Records excerpted from a collection:
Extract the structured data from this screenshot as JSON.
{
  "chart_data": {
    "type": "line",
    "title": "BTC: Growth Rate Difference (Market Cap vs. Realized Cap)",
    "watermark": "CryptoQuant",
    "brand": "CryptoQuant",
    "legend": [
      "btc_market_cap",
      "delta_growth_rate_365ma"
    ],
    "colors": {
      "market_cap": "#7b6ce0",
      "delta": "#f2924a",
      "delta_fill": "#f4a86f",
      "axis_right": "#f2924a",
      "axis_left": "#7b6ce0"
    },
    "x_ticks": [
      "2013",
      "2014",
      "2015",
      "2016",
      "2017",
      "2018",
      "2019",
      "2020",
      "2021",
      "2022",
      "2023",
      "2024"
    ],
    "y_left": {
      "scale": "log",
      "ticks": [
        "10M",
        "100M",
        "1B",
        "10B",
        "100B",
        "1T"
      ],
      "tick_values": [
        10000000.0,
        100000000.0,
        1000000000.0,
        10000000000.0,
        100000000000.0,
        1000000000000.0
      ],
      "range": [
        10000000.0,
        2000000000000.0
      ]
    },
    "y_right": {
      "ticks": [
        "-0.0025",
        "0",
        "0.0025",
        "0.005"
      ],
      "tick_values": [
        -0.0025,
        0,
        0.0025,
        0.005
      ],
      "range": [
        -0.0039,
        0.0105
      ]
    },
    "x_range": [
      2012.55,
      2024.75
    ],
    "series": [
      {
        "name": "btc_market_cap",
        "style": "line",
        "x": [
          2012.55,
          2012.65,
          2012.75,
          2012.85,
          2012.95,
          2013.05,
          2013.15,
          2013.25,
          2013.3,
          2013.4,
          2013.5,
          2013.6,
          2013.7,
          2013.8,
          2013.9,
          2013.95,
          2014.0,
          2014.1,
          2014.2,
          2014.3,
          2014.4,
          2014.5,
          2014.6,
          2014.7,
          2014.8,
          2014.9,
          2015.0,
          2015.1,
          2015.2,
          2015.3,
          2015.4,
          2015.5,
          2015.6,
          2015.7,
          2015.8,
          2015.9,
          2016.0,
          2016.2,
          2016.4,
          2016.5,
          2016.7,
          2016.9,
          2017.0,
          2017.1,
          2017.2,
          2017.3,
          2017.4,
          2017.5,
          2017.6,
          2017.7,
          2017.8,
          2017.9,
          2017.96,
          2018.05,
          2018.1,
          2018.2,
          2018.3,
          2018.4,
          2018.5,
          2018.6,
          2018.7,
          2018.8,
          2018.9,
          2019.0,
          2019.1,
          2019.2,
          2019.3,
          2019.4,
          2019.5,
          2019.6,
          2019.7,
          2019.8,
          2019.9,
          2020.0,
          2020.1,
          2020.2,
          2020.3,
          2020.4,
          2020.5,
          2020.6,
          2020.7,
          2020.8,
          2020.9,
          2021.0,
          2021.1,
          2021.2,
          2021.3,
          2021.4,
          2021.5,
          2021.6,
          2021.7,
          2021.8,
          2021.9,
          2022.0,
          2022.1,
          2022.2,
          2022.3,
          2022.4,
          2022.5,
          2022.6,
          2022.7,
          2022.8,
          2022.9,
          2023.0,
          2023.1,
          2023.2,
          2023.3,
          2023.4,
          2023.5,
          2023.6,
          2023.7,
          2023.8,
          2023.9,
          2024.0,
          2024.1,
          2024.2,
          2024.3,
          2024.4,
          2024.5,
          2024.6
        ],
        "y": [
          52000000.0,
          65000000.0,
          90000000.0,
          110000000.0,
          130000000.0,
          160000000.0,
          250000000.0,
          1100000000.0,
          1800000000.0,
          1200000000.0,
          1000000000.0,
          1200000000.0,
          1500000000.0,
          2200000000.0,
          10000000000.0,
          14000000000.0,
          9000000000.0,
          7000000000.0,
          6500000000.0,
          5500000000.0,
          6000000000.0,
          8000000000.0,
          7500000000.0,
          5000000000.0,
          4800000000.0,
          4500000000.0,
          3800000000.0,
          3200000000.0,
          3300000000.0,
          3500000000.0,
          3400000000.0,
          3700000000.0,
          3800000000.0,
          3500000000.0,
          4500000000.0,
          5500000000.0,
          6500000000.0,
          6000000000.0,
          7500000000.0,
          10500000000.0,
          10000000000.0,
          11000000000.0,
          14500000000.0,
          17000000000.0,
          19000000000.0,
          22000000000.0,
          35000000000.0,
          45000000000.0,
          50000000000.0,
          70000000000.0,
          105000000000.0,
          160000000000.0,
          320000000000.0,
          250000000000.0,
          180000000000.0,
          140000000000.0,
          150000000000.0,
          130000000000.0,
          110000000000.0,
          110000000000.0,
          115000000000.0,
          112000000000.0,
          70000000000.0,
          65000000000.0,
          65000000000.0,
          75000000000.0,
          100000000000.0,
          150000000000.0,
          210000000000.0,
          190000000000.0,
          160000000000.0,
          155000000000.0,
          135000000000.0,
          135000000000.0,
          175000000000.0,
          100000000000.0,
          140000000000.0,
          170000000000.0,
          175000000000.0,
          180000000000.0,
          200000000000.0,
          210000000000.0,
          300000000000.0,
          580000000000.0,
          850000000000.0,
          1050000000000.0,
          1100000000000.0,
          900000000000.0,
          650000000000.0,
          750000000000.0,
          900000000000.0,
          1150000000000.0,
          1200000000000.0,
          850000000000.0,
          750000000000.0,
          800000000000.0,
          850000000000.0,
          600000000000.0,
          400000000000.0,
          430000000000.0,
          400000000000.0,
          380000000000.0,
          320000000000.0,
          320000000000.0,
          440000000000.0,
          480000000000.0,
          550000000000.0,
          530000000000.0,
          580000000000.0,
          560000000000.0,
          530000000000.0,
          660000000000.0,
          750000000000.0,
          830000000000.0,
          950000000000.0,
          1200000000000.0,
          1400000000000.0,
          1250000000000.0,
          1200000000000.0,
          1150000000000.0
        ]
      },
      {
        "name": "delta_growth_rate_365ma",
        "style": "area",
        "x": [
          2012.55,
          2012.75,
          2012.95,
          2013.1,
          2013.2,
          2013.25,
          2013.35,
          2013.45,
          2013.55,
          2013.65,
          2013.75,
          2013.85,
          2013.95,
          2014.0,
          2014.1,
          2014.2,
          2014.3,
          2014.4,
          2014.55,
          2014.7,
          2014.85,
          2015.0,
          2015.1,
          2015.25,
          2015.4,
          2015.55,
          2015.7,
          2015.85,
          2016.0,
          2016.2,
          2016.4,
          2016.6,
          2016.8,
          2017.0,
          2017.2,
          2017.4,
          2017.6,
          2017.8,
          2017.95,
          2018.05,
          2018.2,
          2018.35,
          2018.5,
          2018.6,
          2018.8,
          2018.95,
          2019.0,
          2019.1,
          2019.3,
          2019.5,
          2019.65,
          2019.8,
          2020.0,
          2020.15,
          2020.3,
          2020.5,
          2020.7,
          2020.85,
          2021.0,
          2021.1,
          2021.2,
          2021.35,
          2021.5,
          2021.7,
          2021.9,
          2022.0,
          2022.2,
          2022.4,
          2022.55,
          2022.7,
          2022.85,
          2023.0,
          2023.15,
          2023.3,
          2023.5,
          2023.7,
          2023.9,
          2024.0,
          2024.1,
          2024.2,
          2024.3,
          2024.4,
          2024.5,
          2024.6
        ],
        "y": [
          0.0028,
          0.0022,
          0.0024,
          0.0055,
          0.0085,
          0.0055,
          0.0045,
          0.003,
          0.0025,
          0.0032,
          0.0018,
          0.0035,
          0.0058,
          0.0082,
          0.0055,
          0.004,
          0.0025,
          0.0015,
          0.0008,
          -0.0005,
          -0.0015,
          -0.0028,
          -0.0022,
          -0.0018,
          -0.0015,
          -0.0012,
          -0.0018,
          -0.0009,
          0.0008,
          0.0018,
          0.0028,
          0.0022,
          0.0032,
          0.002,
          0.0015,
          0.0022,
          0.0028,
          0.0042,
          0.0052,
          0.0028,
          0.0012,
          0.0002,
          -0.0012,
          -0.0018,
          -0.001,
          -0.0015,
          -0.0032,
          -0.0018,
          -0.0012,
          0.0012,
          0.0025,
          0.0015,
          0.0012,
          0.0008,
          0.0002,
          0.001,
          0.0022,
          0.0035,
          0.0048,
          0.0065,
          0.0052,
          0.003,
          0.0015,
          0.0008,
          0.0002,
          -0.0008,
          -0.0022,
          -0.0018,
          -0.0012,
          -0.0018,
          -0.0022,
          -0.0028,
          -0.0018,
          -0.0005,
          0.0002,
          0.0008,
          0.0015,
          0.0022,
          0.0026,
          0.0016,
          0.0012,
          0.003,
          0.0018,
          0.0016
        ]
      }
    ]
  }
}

INSTRUCTION - Give the number of lines in the records that contain the string "name", and nothing besides.

WRITTEN RESPONSE - 2